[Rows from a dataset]
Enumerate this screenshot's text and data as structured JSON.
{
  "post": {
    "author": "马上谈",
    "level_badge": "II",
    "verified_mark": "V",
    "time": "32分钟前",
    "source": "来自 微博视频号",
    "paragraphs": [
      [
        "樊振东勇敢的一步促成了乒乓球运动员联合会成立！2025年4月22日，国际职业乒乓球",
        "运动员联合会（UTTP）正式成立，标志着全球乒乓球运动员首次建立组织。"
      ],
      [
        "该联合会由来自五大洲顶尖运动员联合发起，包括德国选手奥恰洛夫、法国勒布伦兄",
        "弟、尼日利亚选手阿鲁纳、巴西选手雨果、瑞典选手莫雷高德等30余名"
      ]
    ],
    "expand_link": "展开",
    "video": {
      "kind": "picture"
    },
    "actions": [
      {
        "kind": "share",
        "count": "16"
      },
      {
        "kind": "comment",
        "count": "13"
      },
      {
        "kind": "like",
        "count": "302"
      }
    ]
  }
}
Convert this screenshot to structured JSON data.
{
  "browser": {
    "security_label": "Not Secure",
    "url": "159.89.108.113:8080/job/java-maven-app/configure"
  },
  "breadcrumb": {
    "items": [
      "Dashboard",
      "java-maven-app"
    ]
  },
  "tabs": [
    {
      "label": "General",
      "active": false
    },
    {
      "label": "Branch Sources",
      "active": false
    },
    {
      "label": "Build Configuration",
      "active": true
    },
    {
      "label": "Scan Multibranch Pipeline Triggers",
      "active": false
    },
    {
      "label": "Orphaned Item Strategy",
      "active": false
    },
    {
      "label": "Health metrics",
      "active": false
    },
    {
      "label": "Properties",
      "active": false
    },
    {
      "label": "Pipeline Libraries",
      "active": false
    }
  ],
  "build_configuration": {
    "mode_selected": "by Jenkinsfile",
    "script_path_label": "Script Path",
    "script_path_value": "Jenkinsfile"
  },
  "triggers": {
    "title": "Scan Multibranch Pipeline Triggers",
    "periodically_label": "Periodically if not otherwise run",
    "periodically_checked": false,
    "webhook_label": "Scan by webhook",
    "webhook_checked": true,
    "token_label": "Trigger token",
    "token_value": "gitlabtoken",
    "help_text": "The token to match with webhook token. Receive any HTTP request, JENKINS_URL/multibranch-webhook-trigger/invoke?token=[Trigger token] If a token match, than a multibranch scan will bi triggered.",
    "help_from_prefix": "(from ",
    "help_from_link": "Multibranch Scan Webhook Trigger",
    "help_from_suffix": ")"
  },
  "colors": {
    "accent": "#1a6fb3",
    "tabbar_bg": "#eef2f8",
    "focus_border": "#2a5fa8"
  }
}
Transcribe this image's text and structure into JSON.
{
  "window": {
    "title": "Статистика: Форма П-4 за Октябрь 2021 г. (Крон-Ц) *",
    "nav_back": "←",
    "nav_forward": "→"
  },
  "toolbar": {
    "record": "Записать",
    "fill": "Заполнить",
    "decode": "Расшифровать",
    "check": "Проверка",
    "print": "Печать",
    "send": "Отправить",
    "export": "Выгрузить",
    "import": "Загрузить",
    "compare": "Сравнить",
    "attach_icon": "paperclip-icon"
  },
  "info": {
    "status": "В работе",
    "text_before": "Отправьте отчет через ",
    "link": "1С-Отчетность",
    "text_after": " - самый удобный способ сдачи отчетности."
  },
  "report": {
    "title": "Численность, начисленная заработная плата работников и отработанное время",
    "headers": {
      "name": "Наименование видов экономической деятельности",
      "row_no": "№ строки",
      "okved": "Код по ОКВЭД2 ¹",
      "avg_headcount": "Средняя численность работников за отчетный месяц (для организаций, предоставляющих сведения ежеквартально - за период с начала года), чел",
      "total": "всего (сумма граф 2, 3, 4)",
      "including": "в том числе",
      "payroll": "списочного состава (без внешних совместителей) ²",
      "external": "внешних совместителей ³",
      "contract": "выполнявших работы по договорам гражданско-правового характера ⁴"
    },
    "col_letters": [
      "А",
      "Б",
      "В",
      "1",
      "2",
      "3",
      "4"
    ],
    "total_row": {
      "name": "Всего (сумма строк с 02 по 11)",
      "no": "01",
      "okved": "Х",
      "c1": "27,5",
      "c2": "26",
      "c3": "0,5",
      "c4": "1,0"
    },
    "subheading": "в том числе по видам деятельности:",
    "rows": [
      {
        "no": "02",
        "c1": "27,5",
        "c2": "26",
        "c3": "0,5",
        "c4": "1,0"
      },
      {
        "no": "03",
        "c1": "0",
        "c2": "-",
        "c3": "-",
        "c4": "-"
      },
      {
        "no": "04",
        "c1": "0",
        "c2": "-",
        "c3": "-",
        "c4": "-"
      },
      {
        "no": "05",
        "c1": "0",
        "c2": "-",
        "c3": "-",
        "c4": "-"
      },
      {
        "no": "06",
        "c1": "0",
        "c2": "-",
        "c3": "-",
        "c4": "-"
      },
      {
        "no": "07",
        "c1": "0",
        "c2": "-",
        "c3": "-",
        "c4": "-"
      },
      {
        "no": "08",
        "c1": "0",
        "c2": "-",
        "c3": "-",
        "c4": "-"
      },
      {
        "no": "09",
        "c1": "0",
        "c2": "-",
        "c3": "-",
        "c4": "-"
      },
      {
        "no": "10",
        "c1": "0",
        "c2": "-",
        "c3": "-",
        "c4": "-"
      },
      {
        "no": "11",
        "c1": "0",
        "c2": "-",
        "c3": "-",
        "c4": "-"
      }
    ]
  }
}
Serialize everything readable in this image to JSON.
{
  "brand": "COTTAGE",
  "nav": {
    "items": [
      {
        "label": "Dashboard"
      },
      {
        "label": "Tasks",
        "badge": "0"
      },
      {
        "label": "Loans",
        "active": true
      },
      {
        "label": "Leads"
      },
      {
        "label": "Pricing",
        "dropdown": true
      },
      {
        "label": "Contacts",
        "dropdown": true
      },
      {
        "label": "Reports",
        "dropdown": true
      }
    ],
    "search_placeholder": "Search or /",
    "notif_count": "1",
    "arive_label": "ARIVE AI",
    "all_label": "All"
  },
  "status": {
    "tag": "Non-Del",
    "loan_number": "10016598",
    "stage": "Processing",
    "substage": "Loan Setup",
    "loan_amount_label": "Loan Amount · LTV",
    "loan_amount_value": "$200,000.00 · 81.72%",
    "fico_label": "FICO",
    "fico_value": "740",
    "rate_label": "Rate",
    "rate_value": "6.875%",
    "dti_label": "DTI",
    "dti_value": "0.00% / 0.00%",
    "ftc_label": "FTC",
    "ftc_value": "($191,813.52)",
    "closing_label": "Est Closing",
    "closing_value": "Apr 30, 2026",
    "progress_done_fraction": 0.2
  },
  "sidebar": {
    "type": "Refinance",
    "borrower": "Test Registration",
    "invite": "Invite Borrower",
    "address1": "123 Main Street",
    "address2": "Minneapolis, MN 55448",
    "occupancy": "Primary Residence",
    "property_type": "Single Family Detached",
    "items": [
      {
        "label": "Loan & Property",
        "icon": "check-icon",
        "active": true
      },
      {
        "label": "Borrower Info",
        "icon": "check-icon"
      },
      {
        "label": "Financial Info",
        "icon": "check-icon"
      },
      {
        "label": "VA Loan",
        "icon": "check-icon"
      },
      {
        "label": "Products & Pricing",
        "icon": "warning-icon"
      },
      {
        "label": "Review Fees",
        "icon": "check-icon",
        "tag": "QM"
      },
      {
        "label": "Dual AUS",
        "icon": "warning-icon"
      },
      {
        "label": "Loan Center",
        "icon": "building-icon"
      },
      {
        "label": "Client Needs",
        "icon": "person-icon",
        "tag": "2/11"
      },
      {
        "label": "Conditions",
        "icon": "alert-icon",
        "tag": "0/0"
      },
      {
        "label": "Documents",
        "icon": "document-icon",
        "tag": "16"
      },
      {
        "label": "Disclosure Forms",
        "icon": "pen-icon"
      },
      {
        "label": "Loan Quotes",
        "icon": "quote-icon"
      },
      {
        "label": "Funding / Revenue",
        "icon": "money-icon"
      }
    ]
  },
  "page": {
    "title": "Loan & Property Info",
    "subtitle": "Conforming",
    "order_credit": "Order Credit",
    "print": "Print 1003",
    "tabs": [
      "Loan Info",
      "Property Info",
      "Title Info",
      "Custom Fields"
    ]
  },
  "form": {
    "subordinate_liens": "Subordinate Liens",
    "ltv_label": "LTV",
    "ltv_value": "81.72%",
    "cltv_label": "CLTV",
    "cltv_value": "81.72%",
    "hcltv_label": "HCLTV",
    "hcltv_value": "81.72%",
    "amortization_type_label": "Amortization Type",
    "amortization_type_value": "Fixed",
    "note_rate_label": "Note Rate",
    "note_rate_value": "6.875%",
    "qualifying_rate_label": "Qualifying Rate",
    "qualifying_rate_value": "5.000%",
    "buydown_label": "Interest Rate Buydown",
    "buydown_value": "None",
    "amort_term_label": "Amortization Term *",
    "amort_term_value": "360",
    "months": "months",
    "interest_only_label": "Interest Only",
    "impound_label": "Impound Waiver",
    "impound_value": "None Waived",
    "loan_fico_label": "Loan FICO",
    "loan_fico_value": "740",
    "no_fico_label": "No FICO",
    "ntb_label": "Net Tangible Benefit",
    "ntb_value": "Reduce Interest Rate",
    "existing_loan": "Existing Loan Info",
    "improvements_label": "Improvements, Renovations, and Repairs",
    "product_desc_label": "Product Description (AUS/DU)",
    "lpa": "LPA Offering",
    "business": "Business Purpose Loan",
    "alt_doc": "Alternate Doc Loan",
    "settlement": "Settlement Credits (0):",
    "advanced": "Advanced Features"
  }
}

▶ **WHAT NEEDS TO BE DONE**: Copy every line of the listing where the word "maven" appears.

▶ **FULL ANSWER**:
    "url": "159.89.108.113:8080/job/java-maven-app/configure"
      "java-maven-app"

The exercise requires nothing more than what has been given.